● STATED GOAL
Copy out every line of the items below that contains the string "each", matching case exactly.

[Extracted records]
>>>>

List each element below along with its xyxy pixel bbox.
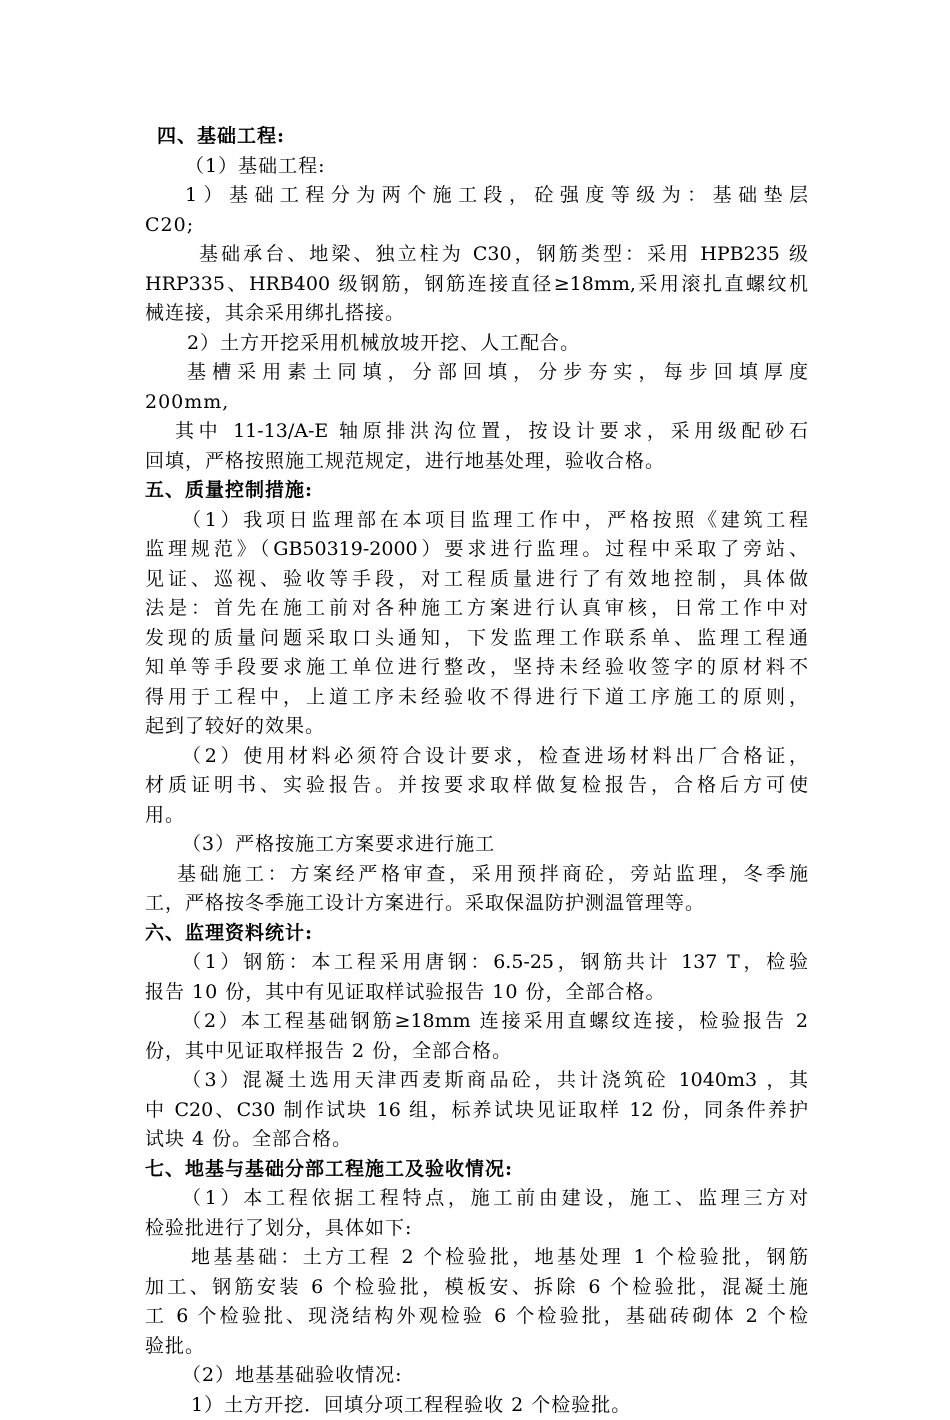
text-line: 监理规范》（GB50319-2000）要求进行监理。过程中采取了旁站、 bbox=[145, 535, 808, 565]
text-line: 其中 11-13/A-E 轴原排洪沟位置，按设计要求，采用级配砂石 bbox=[145, 417, 808, 447]
text-line: 得用于工程中，上道工序未经验收不得进行下道工序施工的原则， bbox=[145, 683, 808, 713]
text-line: 基础承台、地梁、独立柱为 C30，钢筋类型：采用 HPB235 级 bbox=[145, 240, 808, 270]
document-body bbox=[145, 122, 808, 1420]
text-line: 起到了较好的效果。 bbox=[145, 712, 808, 742]
text-line: 四、基础工程: bbox=[145, 122, 808, 152]
text-line: 份，其中见证取样报告 2 份，全部合格。 bbox=[145, 1037, 808, 1067]
text-line: 材质证明书、实验报告。并按要求取样做复检报告，合格后方可使 bbox=[145, 771, 808, 801]
text-line: （2）地基基础验收情况: bbox=[145, 1361, 808, 1391]
text-line: （2）使用材料必须符合设计要求，检查进场材料出厂合格证， bbox=[145, 742, 808, 772]
text-line: 发现的质量问题采取口头通知，下发监理工作联系单、监理工程通 bbox=[145, 624, 808, 654]
text-line: 六、监理资料统计: bbox=[145, 919, 808, 949]
text-line: （2）本工程基础钢筋≥18mm 连接采用直螺纹连接，检验报告 2 bbox=[145, 1007, 808, 1037]
text-line: 见证、巡视、验收等手段，对工程质量进行了有效地控制，具体做 bbox=[145, 565, 808, 595]
text-line: （1）基础工程: bbox=[145, 152, 808, 182]
text-line: 工 6 个检验批、现浇结构外观检验 6 个检验批，基础砖砌体 2 个检 bbox=[145, 1302, 808, 1332]
text-line: 验批。 bbox=[145, 1332, 808, 1362]
text-line: C20; bbox=[145, 211, 808, 241]
text-line: 2）土方开挖采用机械放坡开挖、人工配合。 bbox=[145, 329, 808, 359]
text-line: （1）本工程依据工程特点，施工前由建设，施工、监理三方对 bbox=[145, 1184, 808, 1214]
text-line: （3）混凝土选用天津西麦斯商品砼，共计浇筑砼 1040m3 ，其 bbox=[145, 1066, 808, 1096]
text-line: 试块 4 份。全部合格。 bbox=[145, 1125, 808, 1155]
text-line: 报告 10 份，其中有见证取样试验报告 10 份，全部合格。 bbox=[145, 978, 808, 1008]
text-line: 检验批进行了划分，具体如下: bbox=[145, 1214, 808, 1244]
text-line: 基础施工：方案经严格审查，采用预拌商砼，旁站监理，冬季施 bbox=[145, 860, 808, 890]
text-line: 知单等手段要求施工单位进行整改，坚持未经验收签字的原材料不 bbox=[145, 653, 808, 683]
text-line: （1）我项日监理部在本项目监理工作中，严格按照《建筑工程 bbox=[145, 506, 808, 536]
text-line: 中 C20、C30 制作试块 16 组，标养试块见证取样 12 份，同条件养护 bbox=[145, 1096, 808, 1126]
text-line: 工，严格按冬季施工设计方案进行。采取保温防护测温管理等。 bbox=[145, 889, 808, 919]
text-line: 200mm, bbox=[145, 388, 808, 418]
text-line: 加工、钢筋安装 6 个检验批，模板安、拆除 6 个检验批，混凝土施 bbox=[145, 1273, 808, 1303]
text-line: 五、质量控制措施: bbox=[145, 476, 808, 506]
text-line: 法是：首先在施工前对各种施工方案进行认真审核，日常工作中对 bbox=[145, 594, 808, 624]
text-line: 械连接，其余采用绑扎搭接。 bbox=[145, 299, 808, 329]
text-line: 1）土方开挖．回填分项工程程验收 2 个检验批。 bbox=[145, 1391, 808, 1420]
text-line: 地基基础：土方工程 2 个检验批，地基处理 1 个检验批，钢筋 bbox=[145, 1243, 808, 1273]
text-line: 回填，严格按照施工规范规定，进行地基处理，验收合格。 bbox=[145, 447, 808, 477]
text-line: 七、地基与基础分部工程施工及验收情况: bbox=[145, 1155, 808, 1185]
text-line: 用。 bbox=[145, 801, 808, 831]
text-line: HRP335、HRB400 级钢筋，钢筋连接直径≥18mm,采用滚扎直螺纹机 bbox=[145, 270, 808, 300]
text-line: （3）严格按施工方案要求进行施工 bbox=[145, 830, 808, 860]
text-line: 基槽采用素土同填，分部回填，分步夯实，每步回填厚度 bbox=[145, 358, 808, 388]
text-line: 1）基础工程分为两个施工段，砼强度等级为：基础垫层 bbox=[145, 181, 808, 211]
text-line: （1）钢筋：本工程采用唐钢：6.5-25，钢筋共计 137 T，检验 bbox=[145, 948, 808, 978]
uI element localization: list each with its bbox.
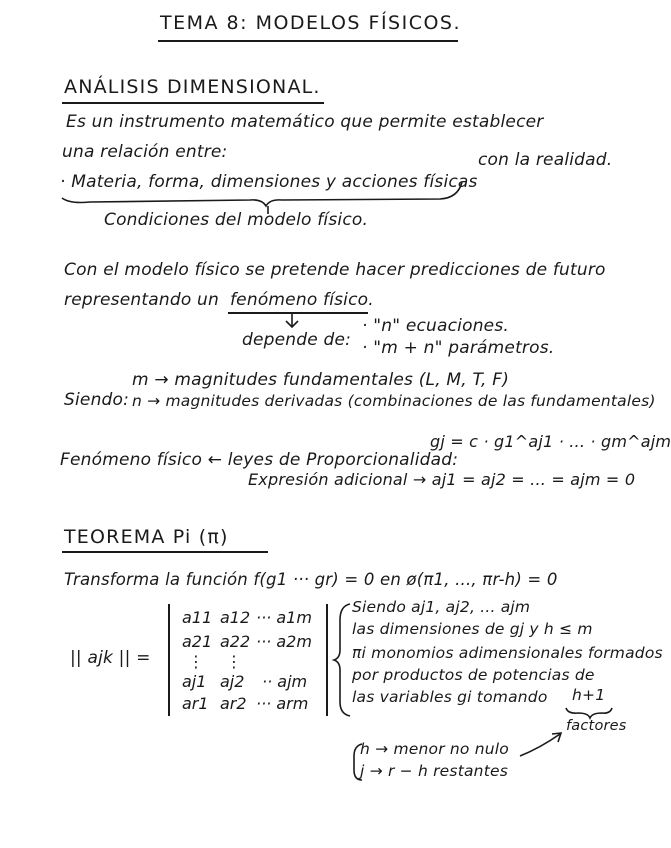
- matrix-cell: aj2: [220, 672, 245, 691]
- text-line: · Materia, forma, dimensiones y acciones físicas: [60, 172, 478, 192]
- note-line: factores: [566, 718, 627, 734]
- matrix-label: || ajk || =: [70, 648, 151, 668]
- text-line: Siendo:: [64, 390, 130, 410]
- note-line: πi monomios adimensionales formados: [352, 644, 663, 662]
- text-line: Expresión adicional → aj1 = aj2 = ... = ajm = 0: [248, 470, 636, 489]
- text-line: depende de:: [242, 330, 352, 350]
- matrix-cell: ··· a2m: [256, 632, 312, 651]
- text-line: Con el modelo físico se pretende hacer predicciones de futuro: [64, 260, 606, 280]
- text-line: representando un: [64, 290, 219, 310]
- text-line: Fenómeno físico ← leyes de Proporcionalidad:: [60, 450, 459, 470]
- section-heading-teorema: TEOREMA Pi (π): [64, 526, 229, 548]
- matrix-cell: a12: [220, 608, 251, 627]
- matrix-cell: a21: [182, 632, 213, 651]
- note-line: h+1: [572, 686, 606, 704]
- text-line: Condiciones del modelo físico.: [104, 210, 369, 230]
- note-line: por productos de potencias de: [352, 666, 595, 684]
- text-line: Transforma la función f(g1 ··· gr) = 0 en ø(π1, ..., πr-h) = 0: [64, 570, 558, 589]
- matrix-cell: ·· ajm: [262, 672, 308, 691]
- text-line: Es un instrumento matemático que permite establecer: [66, 112, 544, 132]
- matrix-cell: ar1: [182, 694, 209, 713]
- matrix-cell: a11: [182, 608, 213, 627]
- formula: gj = c · g1^aj1 · ... · gm^ajm: [430, 432, 671, 451]
- text-line: una relación entre:: [62, 142, 228, 162]
- text-line: fenómeno físico.: [230, 290, 374, 310]
- note-line: Siendo aj1, aj2, ... ajm: [352, 598, 531, 616]
- matrix-cell: ··· arm: [256, 694, 309, 713]
- page-title: TEMA 8: MODELOS FÍSICOS.: [160, 12, 462, 34]
- footnote-line: h → menor no nulo: [360, 740, 509, 758]
- text-line: n → magnitudes derivadas (combinaciones de las fundamentales): [132, 392, 656, 410]
- matrix-cell: aj1: [182, 672, 207, 691]
- footnote-line: j → r − h restantes: [360, 762, 508, 780]
- list-item: · "m + n" parámetros.: [362, 338, 555, 358]
- matrix-cell: ⋮: [188, 652, 204, 671]
- matrix-cell: ar2: [220, 694, 247, 713]
- matrix-cell: ⋮: [226, 652, 242, 671]
- list-item: · "n" ecuaciones.: [362, 316, 509, 336]
- section-heading-analisis: ANÁLISIS DIMENSIONAL.: [64, 76, 321, 98]
- note-line: las dimensiones de gj y h ≤ m: [352, 620, 593, 638]
- text-line: con la realidad.: [478, 150, 613, 170]
- matrix-cell: ··· a1m: [256, 608, 312, 627]
- matrix-cell: a22: [220, 632, 251, 651]
- note-line: las variables gi tomando: [352, 688, 548, 706]
- text-line: m → magnitudes fundamentales (L, M, T, F): [132, 370, 510, 390]
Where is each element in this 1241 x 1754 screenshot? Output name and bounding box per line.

<<<<

● FINAL RESULT
List each element below along with its xyxy pixel bbox.
uI element localization: list each with its bbox.
Where is each element in this 1241 x 1754 screenshot? Output name and bounding box per line.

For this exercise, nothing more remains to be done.